- **SET PROBLEM**: Beneath this task is a listing; retype all of it exactly.

- **SUPPLIED RECORDS**:
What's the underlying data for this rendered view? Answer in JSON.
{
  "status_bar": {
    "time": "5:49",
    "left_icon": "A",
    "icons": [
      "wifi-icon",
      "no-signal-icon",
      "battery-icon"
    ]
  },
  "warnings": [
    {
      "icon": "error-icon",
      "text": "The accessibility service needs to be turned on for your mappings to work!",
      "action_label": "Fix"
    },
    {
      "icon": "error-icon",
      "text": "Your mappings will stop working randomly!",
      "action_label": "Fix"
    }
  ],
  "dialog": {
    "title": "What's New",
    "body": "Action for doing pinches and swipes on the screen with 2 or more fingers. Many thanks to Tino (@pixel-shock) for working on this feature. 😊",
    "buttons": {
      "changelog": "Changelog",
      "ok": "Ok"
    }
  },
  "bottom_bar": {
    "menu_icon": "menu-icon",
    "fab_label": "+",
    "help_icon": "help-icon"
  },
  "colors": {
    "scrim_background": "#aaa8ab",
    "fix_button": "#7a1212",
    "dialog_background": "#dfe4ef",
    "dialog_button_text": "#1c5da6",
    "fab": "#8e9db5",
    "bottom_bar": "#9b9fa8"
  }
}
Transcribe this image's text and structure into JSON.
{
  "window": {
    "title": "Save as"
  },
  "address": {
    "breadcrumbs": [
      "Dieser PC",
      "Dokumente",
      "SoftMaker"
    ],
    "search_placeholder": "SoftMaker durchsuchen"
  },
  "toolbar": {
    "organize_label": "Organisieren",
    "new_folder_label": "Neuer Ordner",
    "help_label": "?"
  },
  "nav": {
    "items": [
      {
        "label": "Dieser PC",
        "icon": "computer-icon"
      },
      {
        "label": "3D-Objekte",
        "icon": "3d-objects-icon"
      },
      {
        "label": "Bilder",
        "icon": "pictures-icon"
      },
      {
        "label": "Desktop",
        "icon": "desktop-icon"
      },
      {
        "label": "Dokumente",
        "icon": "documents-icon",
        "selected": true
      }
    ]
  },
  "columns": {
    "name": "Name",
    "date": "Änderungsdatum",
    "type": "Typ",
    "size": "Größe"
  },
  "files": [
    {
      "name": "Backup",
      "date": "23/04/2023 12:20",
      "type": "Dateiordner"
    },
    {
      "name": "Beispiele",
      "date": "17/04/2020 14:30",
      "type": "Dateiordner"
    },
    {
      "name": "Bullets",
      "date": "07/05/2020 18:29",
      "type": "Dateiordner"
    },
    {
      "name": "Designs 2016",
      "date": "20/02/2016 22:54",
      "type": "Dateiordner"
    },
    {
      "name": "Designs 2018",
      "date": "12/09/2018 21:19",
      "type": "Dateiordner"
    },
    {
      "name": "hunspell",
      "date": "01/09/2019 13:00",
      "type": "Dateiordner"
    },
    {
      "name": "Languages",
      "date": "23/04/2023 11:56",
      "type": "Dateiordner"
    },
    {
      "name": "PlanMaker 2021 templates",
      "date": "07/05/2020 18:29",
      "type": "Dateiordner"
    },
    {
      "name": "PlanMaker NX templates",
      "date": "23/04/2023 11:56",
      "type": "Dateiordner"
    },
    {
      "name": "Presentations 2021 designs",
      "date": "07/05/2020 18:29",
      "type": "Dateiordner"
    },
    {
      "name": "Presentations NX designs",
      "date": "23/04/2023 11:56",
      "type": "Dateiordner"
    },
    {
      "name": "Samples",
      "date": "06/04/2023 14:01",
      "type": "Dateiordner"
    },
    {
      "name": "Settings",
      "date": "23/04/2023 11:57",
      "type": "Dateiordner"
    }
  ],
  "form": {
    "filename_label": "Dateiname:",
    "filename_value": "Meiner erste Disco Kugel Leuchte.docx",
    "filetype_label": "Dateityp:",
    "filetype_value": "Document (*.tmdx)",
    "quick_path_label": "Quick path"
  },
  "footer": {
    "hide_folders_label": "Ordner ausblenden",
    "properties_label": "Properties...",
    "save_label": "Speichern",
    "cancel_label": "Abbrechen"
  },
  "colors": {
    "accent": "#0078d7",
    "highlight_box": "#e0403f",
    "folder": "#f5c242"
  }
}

- **SOLVED PROBLEM**:
What's the underlying data for this rendered view? Answer in JSON.
{
  "status_bar": {
    "time": "5:49",
    "left_icon": "A",
    "icons": [
      "wifi-icon",
      "no-signal-icon",
      "battery-icon"
    ]
  },
  "warnings": [
    {
      "icon": "error-icon",
      "text": "The accessibility service needs to be turned on for your mappings to work!",
      "action_label": "Fix"
    },
    {
      "icon": "error-icon",
      "text": "Your mappings will stop working randomly!",
      "action_label": "Fix"
    }
  ],
  "dialog": {
    "title": "What's New",
    "body": "Action for doing pinches and swipes on the screen with 2 or more fingers. Many thanks to Tino (@pixel-shock) for working on this feature. 😊",
    "buttons": {
      "changelog": "Changelog",
      "ok": "Ok"
    }
  },
  "bottom_bar": {
    "menu_icon": "menu-icon",
    "fab_label": "+",
    "help_icon": "help-icon"
  },
  "colors": {
    "scrim_background": "#aaa8ab",
    "fix_button": "#7a1212",
    "dialog_background": "#dfe4ef",
    "dialog_button_text": "#1c5da6",
    "fab": "#8e9db5",
    "bottom_bar": "#9b9fa8"
  }
}
Transcribe this image's text and structure into JSON.
{
  "window": {
    "title": "Save as"
  },
  "address": {
    "breadcrumbs": [
      "Dieser PC",
      "Dokumente",
      "SoftMaker"
    ],
    "search_placeholder": "SoftMaker durchsuchen"
  },
  "toolbar": {
    "organize_label": "Organisieren",
    "new_folder_label": "Neuer Ordner",
    "help_label": "?"
  },
  "nav": {
    "items": [
      {
        "label": "Dieser PC",
        "icon": "computer-icon"
      },
      {
        "label": "3D-Objekte",
        "icon": "3d-objects-icon"
      },
      {
        "label": "Bilder",
        "icon": "pictures-icon"
      },
      {
        "label": "Desktop",
        "icon": "desktop-icon"
      },
      {
        "label": "Dokumente",
        "icon": "documents-icon",
        "selected": true
      }
    ]
  },
  "columns": {
    "name": "Name",
    "date": "Änderungsdatum",
    "type": "Typ",
    "size": "Größe"
  },
  "files": [
    {
      "name": "Backup",
      "date": "23/04/2023 12:20",
      "type": "Dateiordner"
    },
    {
      "name": "Beispiele",
      "date": "17/04/2020 14:30",
      "type": "Dateiordner"
    },
    {
      "name": "Bullets",
      "date": "07/05/2020 18:29",
      "type": "Dateiordner"
    },
    {
      "name": "Designs 2016",
      "date": "20/02/2016 22:54",
      "type": "Dateiordner"
    },
    {
      "name": "Designs 2018",
      "date": "12/09/2018 21:19",
      "type": "Dateiordner"
    },
    {
      "name": "hunspell",
      "date": "01/09/2019 13:00",
      "type": "Dateiordner"
    },
    {
      "name": "Languages",
      "date": "23/04/2023 11:56",
      "type": "Dateiordner"
    },
    {
      "name": "PlanMaker 2021 templates",
      "date": "07/05/2020 18:29",
      "type": "Dateiordner"
    },
    {
      "name": "PlanMaker NX templates",
      "date": "23/04/2023 11:56",
      "type": "Dateiordner"
    },
    {
      "name": "Presentations 2021 designs",
      "date": "07/05/2020 18:29",
      "type": "Dateiordner"
    },
    {
      "name": "Presentations NX designs",
      "date": "23/04/2023 11:56",
      "type": "Dateiordner"
    },
    {
      "name": "Samples",
      "date": "06/04/2023 14:01",
      "type": "Dateiordner"
    },
    {
      "name": "Settings",
      "date": "23/04/2023 11:57",
      "type": "Dateiordner"
    }
  ],
  "form": {
    "filename_label": "Dateiname:",
    "filename_value": "Meiner erste Disco Kugel Leuchte.docx",
    "filetype_label": "Dateityp:",
    "filetype_value": "Document (*.tmdx)",
    "quick_path_label": "Quick path"
  },
  "footer": {
    "hide_folders_label": "Ordner ausblenden",
    "properties_label": "Properties...",
    "save_label": "Speichern",
    "cancel_label": "Abbrechen"
  },
  "colors": {
    "accent": "#0078d7",
    "highlight_box": "#e0403f",
    "folder": "#f5c242"
  }
}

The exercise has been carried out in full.